● PROBLEM TO WORK ON
Copy the records below exactly, leaving out every picture.

● DATA TO PROCESS

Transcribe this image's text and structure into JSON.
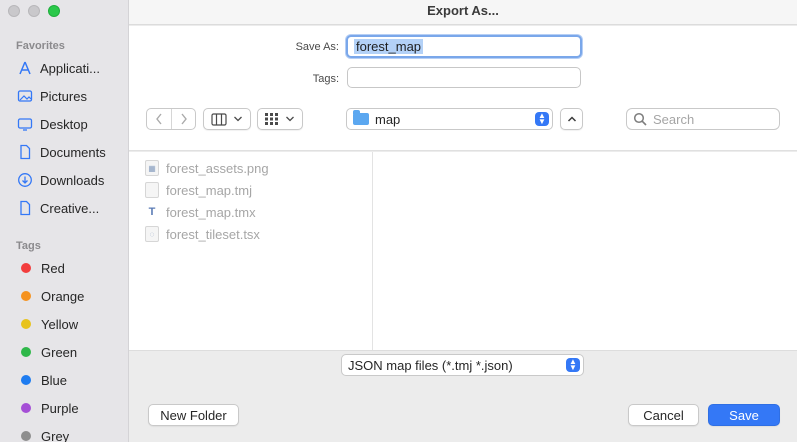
{
  "window": {
    "title": "Export As..."
  },
  "sidebar": {
    "favorites_heading": "Favorites",
    "favorites": [
      {
        "label": "Applicati...",
        "icon": "applications-icon"
      },
      {
        "label": "Pictures",
        "icon": "pictures-icon"
      },
      {
        "label": "Desktop",
        "icon": "desktop-icon"
      },
      {
        "label": "Documents",
        "icon": "document-icon"
      },
      {
        "label": "Downloads",
        "icon": "downloads-icon"
      },
      {
        "label": "Creative...",
        "icon": "document-icon"
      }
    ],
    "tags_heading": "Tags",
    "tags": [
      {
        "label": "Red",
        "color": "#f23d3d"
      },
      {
        "label": "Orange",
        "color": "#f5921f"
      },
      {
        "label": "Yellow",
        "color": "#e8c31b"
      },
      {
        "label": "Green",
        "color": "#2fb84a"
      },
      {
        "label": "Blue",
        "color": "#1e7cf0"
      },
      {
        "label": "Purple",
        "color": "#a54fd6"
      },
      {
        "label": "Grey",
        "color": "#8e8e8e"
      }
    ]
  },
  "form": {
    "save_as_label": "Save As:",
    "save_as_value": "forest_map",
    "tags_label": "Tags:",
    "tags_value": ""
  },
  "toolbar": {
    "location": "map",
    "search_placeholder": "Search"
  },
  "files": [
    {
      "name": "forest_assets.png",
      "icon": "image-file-icon"
    },
    {
      "name": "forest_map.tmj",
      "icon": "file-icon"
    },
    {
      "name": "forest_map.tmx",
      "icon": "tmx-file-icon"
    },
    {
      "name": "forest_tileset.tsx",
      "icon": "tsx-file-icon"
    }
  ],
  "format": {
    "selected": "JSON map files (*.tmj *.json)"
  },
  "buttons": {
    "new_folder": "New Folder",
    "cancel": "Cancel",
    "save": "Save"
  },
  "colors": {
    "accent": "#3478f6"
  }
}
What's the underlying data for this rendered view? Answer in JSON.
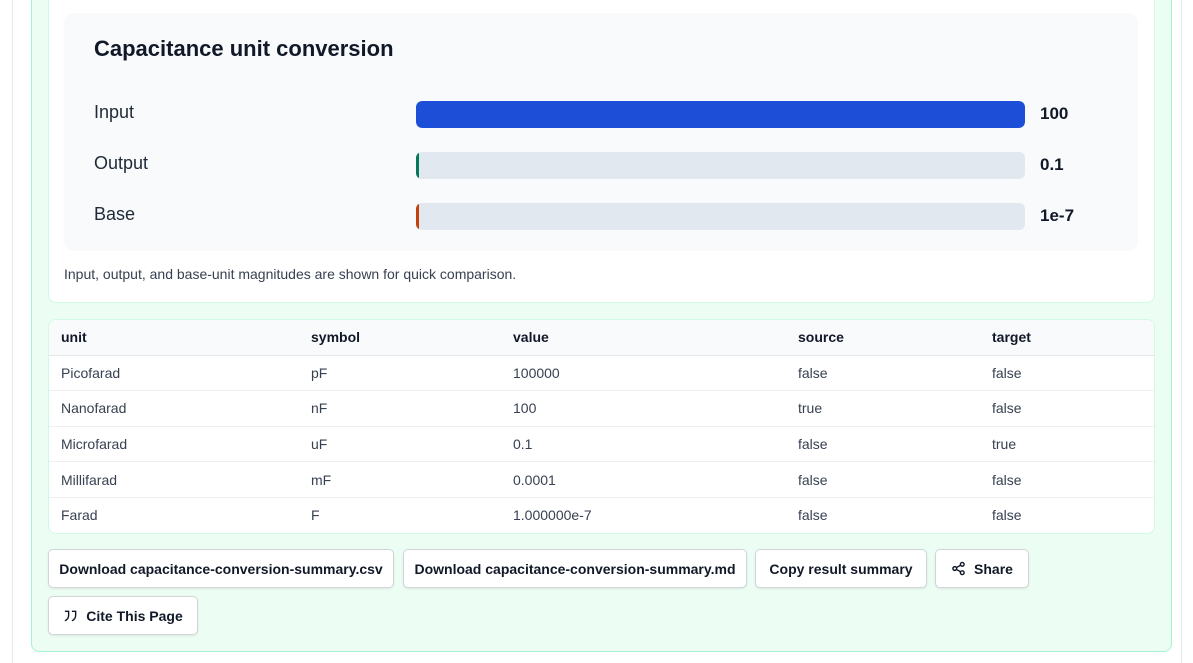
{
  "chart": {
    "title": "Capacitance unit conversion",
    "note": "Input, output, and base-unit magnitudes are shown for quick comparison.",
    "bars": [
      {
        "label": "Input",
        "value_text": "100",
        "fill_fraction": 1.0,
        "color": "#1d4ed8"
      },
      {
        "label": "Output",
        "value_text": "0.1",
        "fill_fraction": 0.001,
        "color": "#047857"
      },
      {
        "label": "Base",
        "value_text": "1e-7",
        "fill_fraction": 1e-09,
        "color": "#c2410c"
      }
    ]
  },
  "table": {
    "headers": [
      "unit",
      "symbol",
      "value",
      "source",
      "target"
    ],
    "rows": [
      [
        "Picofarad",
        "pF",
        "100000",
        "false",
        "false"
      ],
      [
        "Nanofarad",
        "nF",
        "100",
        "true",
        "false"
      ],
      [
        "Microfarad",
        "uF",
        "0.1",
        "false",
        "true"
      ],
      [
        "Millifarad",
        "mF",
        "0.0001",
        "false",
        "false"
      ],
      [
        "Farad",
        "F",
        "1.000000e-7",
        "false",
        "false"
      ]
    ]
  },
  "actions": {
    "download_csv": "Download capacitance-conversion-summary.csv",
    "download_md": "Download capacitance-conversion-summary.md",
    "copy_summary": "Copy result summary",
    "share": "Share",
    "cite": "Cite This Page"
  },
  "icons": {
    "share": "share-icon",
    "cite": "quote-icon"
  }
}
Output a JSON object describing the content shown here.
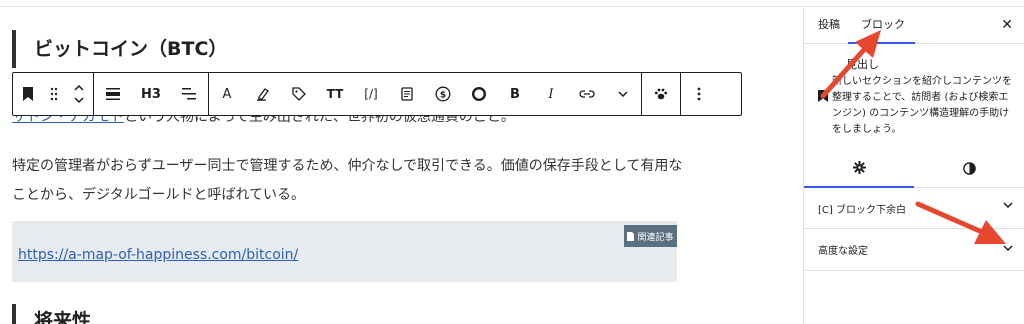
{
  "editor": {
    "heading": "ビットコイン（BTC）",
    "partial_line_link": "サトシ・ナカモト",
    "partial_line_rest": "という人物によって生み出された、世界初の仮想通貨のこと。",
    "paragraph": "特定の管理者がおらずユーザー同士で管理するため、仲介なしで取引できる。価値の保存手段として有用なことから、デジタルゴールドと呼ばれている。",
    "related_badge": "関連記事",
    "related_url": "https://a-map-of-happiness.com/bitcoin/",
    "next_heading": "将来性"
  },
  "toolbar": {
    "heading_level": "H3",
    "text_color_label": "A",
    "font_size_label": "TT",
    "code_label": "[/]",
    "bold_label": "B",
    "italic_label": "I"
  },
  "sidebar": {
    "tabs": [
      "投稿",
      "ブロック"
    ],
    "active_tab": "ブロック",
    "block_name": "見出し",
    "block_description": "新しいセクションを紹介しコンテンツを整理することで、訪問者 (および検索エンジン) のコンテンツ構造理解の手助けをしましょう。",
    "panels": [
      "[C] ブロック下余白",
      "高度な設定"
    ]
  },
  "colors": {
    "accent": "#3858e9",
    "link": "#2f5fb3",
    "annotation_arrow": "#e8472f",
    "related_bg": "#e6ebf0",
    "badge_bg": "#5a6f80"
  }
}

● EXERCISE SOLUTION
Transcribe this image's text and structure into JSON.
{
  "window": {
    "title": "Export As..."
  },
  "sidebar": {
    "favorites_heading": "Favorites",
    "favorites": [
      {
        "label": "Applicati...",
        "icon": "applications-icon"
      },
      {
        "label": "Pictures",
        "icon": "pictures-icon"
      },
      {
        "label": "Desktop",
        "icon": "desktop-icon"
      },
      {
        "label": "Documents",
        "icon": "document-icon"
      },
      {
        "label": "Downloads",
        "icon": "downloads-icon"
      },
      {
        "label": "Creative...",
        "icon": "document-icon"
      }
    ],
    "tags_heading": "Tags",
    "tags": [
      {
        "label": "Red",
        "color": "#f23d3d"
      },
      {
        "label": "Orange",
        "color": "#f5921f"
      },
      {
        "label": "Yellow",
        "color": "#e8c31b"
      },
      {
        "label": "Green",
        "color": "#2fb84a"
      },
      {
        "label": "Blue",
        "color": "#1e7cf0"
      },
      {
        "label": "Purple",
        "color": "#a54fd6"
      },
      {
        "label": "Grey",
        "color": "#8e8e8e"
      }
    ]
  },
  "form": {
    "save_as_label": "Save As:",
    "save_as_value": "forest_map",
    "tags_label": "Tags:",
    "tags_value": ""
  },
  "toolbar": {
    "location": "map",
    "search_placeholder": "Search"
  },
  "files": [
    {
      "name": "forest_assets.png",
      "icon": "image-file-icon"
    },
    {
      "name": "forest_map.tmj",
      "icon": "file-icon"
    },
    {
      "name": "forest_map.tmx",
      "icon": "tmx-file-icon"
    },
    {
      "name": "forest_tileset.tsx",
      "icon": "tsx-file-icon"
    }
  ],
  "format": {
    "selected": "JSON map files (*.tmj *.json)"
  },
  "buttons": {
    "new_folder": "New Folder",
    "cancel": "Cancel",
    "save": "Save"
  },
  "colors": {
    "accent": "#3478f6"
  }
}
What's the underlying data for this rendered view? Answer in JSON.
{
  "chart": {
    "title": "Capacitance unit conversion",
    "note": "Input, output, and base-unit magnitudes are shown for quick comparison.",
    "bars": [
      {
        "label": "Input",
        "value_text": "100",
        "fill_fraction": 1.0,
        "color": "#1d4ed8"
      },
      {
        "label": "Output",
        "value_text": "0.1",
        "fill_fraction": 0.001,
        "color": "#047857"
      },
      {
        "label": "Base",
        "value_text": "1e-7",
        "fill_fraction": 1e-09,
        "color": "#c2410c"
      }
    ]
  },
  "table": {
    "headers": [
      "unit",
      "symbol",
      "value",
      "source",
      "target"
    ],
    "rows": [
      [
        "Picofarad",
        "pF",
        "100000",
        "false",
        "false"
      ],
      [
        "Nanofarad",
        "nF",
        "100",
        "true",
        "false"
      ],
      [
        "Microfarad",
        "uF",
        "0.1",
        "false",
        "true"
      ],
      [
        "Millifarad",
        "mF",
        "0.0001",
        "false",
        "false"
      ],
      [
        "Farad",
        "F",
        "1.000000e-7",
        "false",
        "false"
      ]
    ]
  },
  "actions": {
    "download_csv": "Download capacitance-conversion-summary.csv",
    "download_md": "Download capacitance-conversion-summary.md",
    "copy_summary": "Copy result summary",
    "share": "Share",
    "cite": "Cite This Page"
  },
  "icons": {
    "share": "share-icon",
    "cite": "quote-icon"
  }
}
Output a JSON object describing the content shown here.
{
  "editor": {
    "heading": "ビットコイン（BTC）",
    "partial_line_link": "サトシ・ナカモト",
    "partial_line_rest": "という人物によって生み出された、世界初の仮想通貨のこと。",
    "paragraph": "特定の管理者がおらずユーザー同士で管理するため、仲介なしで取引できる。価値の保存手段として有用なことから、デジタルゴールドと呼ばれている。",
    "related_badge": "関連記事",
    "related_url": "https://a-map-of-happiness.com/bitcoin/",
    "next_heading": "将来性"
  },
  "toolbar": {
    "heading_level": "H3",
    "text_color_label": "A",
    "font_size_label": "TT",
    "code_label": "[/]",
    "bold_label": "B",
    "italic_label": "I"
  },
  "sidebar": {
    "tabs": [
      "投稿",
      "ブロック"
    ],
    "active_tab": "ブロック",
    "block_name": "見出し",
    "block_description": "新しいセクションを紹介しコンテンツを整理することで、訪問者 (および検索エンジン) のコンテンツ構造理解の手助けをしましょう。",
    "panels": [
      "[C] ブロック下余白",
      "高度な設定"
    ]
  },
  "colors": {
    "accent": "#3858e9",
    "link": "#2f5fb3",
    "annotation_arrow": "#e8472f",
    "related_bg": "#e6ebf0",
    "badge_bg": "#5a6f80"
  }
}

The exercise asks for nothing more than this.